● **Given task**:
Go through the entries below and collect each line with the string "many" in it.

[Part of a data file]
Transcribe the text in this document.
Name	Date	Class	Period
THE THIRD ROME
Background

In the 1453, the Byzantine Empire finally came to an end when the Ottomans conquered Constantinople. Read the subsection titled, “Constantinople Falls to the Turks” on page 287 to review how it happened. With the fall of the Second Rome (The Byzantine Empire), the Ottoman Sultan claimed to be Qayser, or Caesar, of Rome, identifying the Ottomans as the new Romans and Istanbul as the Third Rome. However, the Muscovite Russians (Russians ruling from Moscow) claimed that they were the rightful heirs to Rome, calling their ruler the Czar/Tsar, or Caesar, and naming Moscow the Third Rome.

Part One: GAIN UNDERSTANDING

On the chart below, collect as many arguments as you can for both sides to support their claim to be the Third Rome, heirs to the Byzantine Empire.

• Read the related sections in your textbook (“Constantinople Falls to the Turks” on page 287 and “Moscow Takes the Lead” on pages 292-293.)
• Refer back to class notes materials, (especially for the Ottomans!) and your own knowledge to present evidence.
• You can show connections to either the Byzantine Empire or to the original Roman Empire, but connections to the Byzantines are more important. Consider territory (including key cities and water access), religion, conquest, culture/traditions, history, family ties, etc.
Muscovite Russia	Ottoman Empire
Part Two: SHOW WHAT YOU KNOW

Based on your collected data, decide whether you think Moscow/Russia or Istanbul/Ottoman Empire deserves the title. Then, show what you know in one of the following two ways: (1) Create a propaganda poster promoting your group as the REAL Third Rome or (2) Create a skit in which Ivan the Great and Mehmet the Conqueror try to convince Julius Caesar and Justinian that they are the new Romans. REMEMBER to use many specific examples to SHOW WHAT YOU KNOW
...
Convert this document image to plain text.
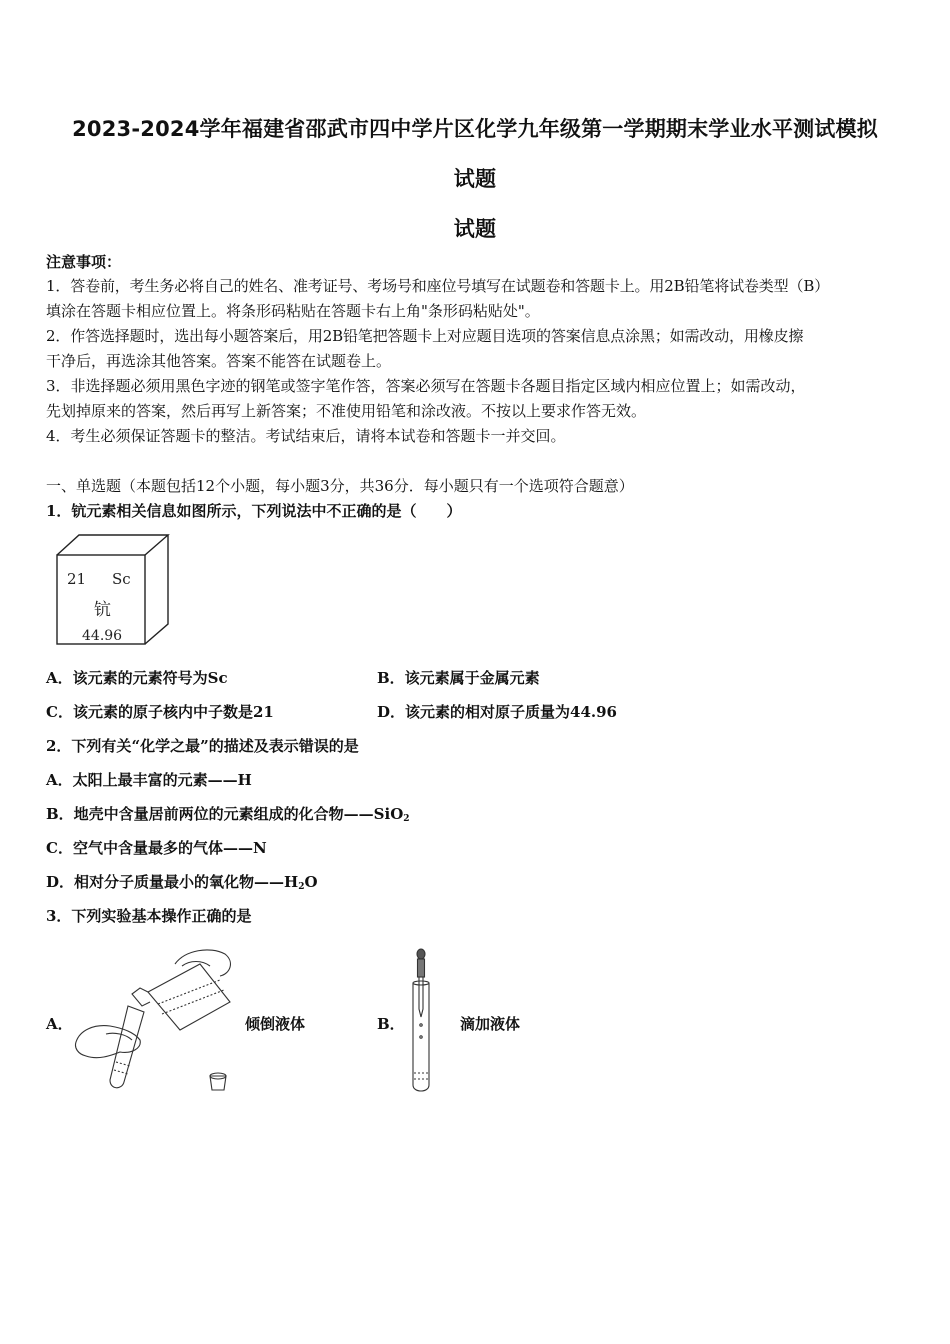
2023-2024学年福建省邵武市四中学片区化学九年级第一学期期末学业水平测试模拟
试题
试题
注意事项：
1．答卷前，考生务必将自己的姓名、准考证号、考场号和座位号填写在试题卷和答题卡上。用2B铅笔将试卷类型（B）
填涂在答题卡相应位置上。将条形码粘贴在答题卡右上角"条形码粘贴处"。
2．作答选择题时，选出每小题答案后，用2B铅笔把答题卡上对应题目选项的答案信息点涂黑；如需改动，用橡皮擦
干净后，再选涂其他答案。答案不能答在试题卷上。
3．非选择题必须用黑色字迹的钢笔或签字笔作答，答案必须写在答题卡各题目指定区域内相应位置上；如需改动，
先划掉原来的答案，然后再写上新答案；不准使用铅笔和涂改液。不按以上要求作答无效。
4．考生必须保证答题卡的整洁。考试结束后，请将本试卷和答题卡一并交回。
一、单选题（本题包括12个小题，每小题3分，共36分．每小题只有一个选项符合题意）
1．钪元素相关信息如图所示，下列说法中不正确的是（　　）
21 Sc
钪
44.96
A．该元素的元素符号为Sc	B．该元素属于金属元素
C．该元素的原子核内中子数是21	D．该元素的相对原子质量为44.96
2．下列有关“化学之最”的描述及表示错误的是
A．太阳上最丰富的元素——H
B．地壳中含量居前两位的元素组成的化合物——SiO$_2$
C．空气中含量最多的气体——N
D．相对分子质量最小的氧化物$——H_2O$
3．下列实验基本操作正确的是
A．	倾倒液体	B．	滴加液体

● **Solution to this exercise**:
On the chart below, collect as many arguments as you can for both sides to support their claim to be the Third Rome, heirs to the Byzantine Empire.
Based on your collected data, decide whether you think Moscow/Russia or Istanbul/Ottoman Empire deserves the title. Then, show what you know in one of the following two ways: (1) Create a propaganda poster promoting your group as the REAL Third Rome or (2) Create a skit in which Ivan the Great and Mehmet the Conqueror try to convince Julius Caesar and Justinian that they are the new Romans. REMEMBER to use many specific examples to SHOW WHAT YOU KNOW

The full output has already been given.